==== Texte fourni
Ce repli de l'activité intervient après deux mois consécutifs de croissance, le PIB du Royaume-Uni s'étant accru de 0,4% en février puis de 0,3% en mars.

Dans sa note d'information, l'ONS fait remarquer que l'économie a été alourdie par un recul de 0,2% du secteur des services, qui n'a pas pu être compensé par une croissance de 0,1% dans la construction. Le secteur de la production manufacturière est, lui, resté inchangé.

La BoE face à un dilemme

Sur les trois mois clos fin avril, le PIB réel affiche toutefois une progression de 0,7%, contre +0,6% à la fin mars et +0,5% à la fin février.

Après une bonne performance en 2025 (+1,4%), l'économie britannique devrait subir les conséquences de sa dépendance aux matières premières cette année, ce qui devrait ramener la croissance annuelle autour de 0,7%, tandis que l'inflation repart à la hausse, une configuration de nature à compliquer la tâche de la Banque d'Angleterre (BoE), qui se réunira jeudi prochain.

Dans une note publiée en début de semaine, les analystes d'UBS disent s'attendre à ce que l'institution maintienne son taux directeur inchangé à 3,75%, malgré une division accrue au sein du comité, et prévoir un statu quo prolongé avant de premières baisses de taux début 2027.
========
◆ Exercices à réaliser ◆
**A.** D'après le texte sur l'économie britannique, quelle a été la variation du secteur des services ?
**B.** Recopiez le passage du texte sur l'économie britannique situé entre « Après une bonne » et « réunira jeudi prochain. », inclus.
==== Données fournies
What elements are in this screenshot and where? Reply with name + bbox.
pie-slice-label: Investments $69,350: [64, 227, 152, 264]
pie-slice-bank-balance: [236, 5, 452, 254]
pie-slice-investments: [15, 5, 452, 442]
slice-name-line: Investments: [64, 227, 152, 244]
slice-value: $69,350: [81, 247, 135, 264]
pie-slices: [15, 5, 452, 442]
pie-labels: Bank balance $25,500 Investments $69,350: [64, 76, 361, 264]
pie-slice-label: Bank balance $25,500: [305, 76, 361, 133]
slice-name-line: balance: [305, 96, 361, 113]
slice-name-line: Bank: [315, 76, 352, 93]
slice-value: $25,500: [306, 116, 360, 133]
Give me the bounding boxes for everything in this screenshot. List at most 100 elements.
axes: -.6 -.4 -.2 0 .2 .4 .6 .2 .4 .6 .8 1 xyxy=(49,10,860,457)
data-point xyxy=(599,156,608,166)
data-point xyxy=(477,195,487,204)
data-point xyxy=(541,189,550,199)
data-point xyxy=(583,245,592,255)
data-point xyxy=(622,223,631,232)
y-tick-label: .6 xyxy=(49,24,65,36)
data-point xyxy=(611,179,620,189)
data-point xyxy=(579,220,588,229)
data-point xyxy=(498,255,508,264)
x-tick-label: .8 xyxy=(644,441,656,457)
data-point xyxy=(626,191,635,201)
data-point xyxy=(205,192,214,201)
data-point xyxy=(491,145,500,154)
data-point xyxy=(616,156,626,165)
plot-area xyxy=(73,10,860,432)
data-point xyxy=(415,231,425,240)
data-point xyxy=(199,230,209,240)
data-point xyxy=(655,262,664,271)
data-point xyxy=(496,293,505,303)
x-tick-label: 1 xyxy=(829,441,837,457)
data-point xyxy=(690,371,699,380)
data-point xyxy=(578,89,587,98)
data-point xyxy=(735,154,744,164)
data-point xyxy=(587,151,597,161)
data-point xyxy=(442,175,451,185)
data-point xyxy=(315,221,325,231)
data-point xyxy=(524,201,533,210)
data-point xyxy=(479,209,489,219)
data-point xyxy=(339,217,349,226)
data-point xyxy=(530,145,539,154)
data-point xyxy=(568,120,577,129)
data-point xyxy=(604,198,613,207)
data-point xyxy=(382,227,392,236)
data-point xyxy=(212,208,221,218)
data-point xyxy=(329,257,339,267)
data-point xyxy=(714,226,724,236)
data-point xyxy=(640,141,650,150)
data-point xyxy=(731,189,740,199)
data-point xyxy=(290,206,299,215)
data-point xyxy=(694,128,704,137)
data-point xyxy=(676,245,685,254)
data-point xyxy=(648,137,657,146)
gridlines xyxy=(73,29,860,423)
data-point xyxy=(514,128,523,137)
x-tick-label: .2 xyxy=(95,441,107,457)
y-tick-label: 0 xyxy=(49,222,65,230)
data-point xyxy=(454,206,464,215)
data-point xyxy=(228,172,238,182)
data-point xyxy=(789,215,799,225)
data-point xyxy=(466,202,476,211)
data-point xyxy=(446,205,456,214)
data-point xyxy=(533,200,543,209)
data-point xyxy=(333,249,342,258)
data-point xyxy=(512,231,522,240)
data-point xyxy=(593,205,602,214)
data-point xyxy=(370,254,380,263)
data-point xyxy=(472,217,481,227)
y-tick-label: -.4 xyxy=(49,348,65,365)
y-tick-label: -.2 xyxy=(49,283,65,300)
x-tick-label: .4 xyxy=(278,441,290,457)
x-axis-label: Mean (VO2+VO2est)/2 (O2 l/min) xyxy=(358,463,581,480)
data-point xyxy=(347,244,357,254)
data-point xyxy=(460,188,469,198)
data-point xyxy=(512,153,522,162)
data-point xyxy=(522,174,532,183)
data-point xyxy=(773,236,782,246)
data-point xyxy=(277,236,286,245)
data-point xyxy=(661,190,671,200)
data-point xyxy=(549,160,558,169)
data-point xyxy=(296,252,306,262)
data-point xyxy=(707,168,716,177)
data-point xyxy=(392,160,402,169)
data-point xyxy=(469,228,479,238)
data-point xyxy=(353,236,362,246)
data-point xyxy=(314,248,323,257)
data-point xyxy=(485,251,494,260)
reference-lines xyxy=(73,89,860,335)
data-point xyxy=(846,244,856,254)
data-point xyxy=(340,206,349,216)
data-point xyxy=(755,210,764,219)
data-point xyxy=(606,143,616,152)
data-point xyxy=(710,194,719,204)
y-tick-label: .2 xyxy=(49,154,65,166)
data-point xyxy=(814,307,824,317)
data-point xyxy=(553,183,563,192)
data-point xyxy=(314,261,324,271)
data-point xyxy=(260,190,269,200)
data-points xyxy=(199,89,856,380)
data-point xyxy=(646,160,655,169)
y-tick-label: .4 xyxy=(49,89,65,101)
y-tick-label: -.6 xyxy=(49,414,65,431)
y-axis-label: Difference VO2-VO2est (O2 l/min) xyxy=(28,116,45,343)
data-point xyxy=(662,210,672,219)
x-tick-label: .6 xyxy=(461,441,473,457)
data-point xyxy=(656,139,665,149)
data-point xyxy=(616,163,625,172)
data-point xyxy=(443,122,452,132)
========
◆ Corrigé ci-dessous ◆
**A.** Il a reculé de 0,2%.

**B.**
Après une bonne performance en 2025 (+1,4%), l'économie britannique devrait subir les conséquences de sa dépendance aux matières premières cette année, ce qui devrait ramener la croissance annuelle autour de 0,7%, tandis que l'inflation repart à la hausse, une configuration de nature à compliquer la tâche de la Banque d'Angleterre (BoE), qui se réunira jeudi prochain.